▼

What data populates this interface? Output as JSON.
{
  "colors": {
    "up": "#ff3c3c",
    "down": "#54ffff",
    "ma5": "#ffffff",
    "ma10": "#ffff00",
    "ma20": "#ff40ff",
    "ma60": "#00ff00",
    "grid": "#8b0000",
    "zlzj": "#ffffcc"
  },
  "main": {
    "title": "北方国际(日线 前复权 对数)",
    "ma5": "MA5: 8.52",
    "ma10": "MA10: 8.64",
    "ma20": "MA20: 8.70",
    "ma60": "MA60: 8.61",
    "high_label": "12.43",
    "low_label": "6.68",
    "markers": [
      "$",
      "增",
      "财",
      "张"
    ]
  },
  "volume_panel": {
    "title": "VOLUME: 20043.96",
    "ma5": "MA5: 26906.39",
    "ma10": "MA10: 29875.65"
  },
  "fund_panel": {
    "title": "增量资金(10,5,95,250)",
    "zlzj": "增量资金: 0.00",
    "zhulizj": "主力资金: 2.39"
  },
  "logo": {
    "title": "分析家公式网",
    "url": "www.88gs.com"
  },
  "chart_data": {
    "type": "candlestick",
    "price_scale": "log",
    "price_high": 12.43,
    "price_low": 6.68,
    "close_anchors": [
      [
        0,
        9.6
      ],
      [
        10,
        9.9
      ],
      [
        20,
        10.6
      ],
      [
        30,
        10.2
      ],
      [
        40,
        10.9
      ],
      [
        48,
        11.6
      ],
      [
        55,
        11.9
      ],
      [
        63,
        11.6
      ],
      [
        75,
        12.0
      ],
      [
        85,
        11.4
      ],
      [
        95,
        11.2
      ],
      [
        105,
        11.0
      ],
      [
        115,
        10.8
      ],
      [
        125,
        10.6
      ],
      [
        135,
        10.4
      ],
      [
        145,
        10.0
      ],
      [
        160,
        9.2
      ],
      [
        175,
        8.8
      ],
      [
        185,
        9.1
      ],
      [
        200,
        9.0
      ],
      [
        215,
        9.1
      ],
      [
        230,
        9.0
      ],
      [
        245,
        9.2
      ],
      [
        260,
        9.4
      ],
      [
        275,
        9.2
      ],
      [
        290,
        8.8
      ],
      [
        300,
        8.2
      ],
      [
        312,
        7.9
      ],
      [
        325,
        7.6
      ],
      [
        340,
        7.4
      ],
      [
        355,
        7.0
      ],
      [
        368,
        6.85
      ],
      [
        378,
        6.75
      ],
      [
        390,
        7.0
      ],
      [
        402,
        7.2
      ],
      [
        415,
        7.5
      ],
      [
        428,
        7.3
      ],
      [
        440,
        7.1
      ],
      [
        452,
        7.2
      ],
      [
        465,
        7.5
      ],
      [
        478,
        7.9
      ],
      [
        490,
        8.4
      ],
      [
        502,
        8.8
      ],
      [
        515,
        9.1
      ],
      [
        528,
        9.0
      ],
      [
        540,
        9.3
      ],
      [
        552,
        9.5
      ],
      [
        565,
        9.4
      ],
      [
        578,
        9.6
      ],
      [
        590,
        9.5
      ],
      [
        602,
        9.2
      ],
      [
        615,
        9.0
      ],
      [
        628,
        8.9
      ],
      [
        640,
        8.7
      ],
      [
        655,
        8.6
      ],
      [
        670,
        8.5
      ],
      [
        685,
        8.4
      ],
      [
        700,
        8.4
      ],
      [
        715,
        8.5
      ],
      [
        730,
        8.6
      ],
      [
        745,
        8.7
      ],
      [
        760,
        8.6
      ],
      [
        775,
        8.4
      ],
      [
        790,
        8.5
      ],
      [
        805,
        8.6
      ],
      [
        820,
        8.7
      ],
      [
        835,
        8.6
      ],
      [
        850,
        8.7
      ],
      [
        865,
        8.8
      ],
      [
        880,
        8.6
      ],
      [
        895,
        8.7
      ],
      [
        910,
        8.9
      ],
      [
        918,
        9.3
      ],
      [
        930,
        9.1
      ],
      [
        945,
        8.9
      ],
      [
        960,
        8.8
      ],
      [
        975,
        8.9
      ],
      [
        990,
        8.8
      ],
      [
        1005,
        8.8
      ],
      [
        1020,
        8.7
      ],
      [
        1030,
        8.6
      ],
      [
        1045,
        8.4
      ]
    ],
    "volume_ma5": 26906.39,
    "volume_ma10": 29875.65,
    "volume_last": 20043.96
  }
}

▲

Within the material above, find the lines that contain the word "title"; copy them.

    "title": "北方国际(日线 前复权 对数)",
    "title": "VOLUME: 20043.96",
    "title": "增量资金(10,5,95,250)",
    "title": "分析家公式网",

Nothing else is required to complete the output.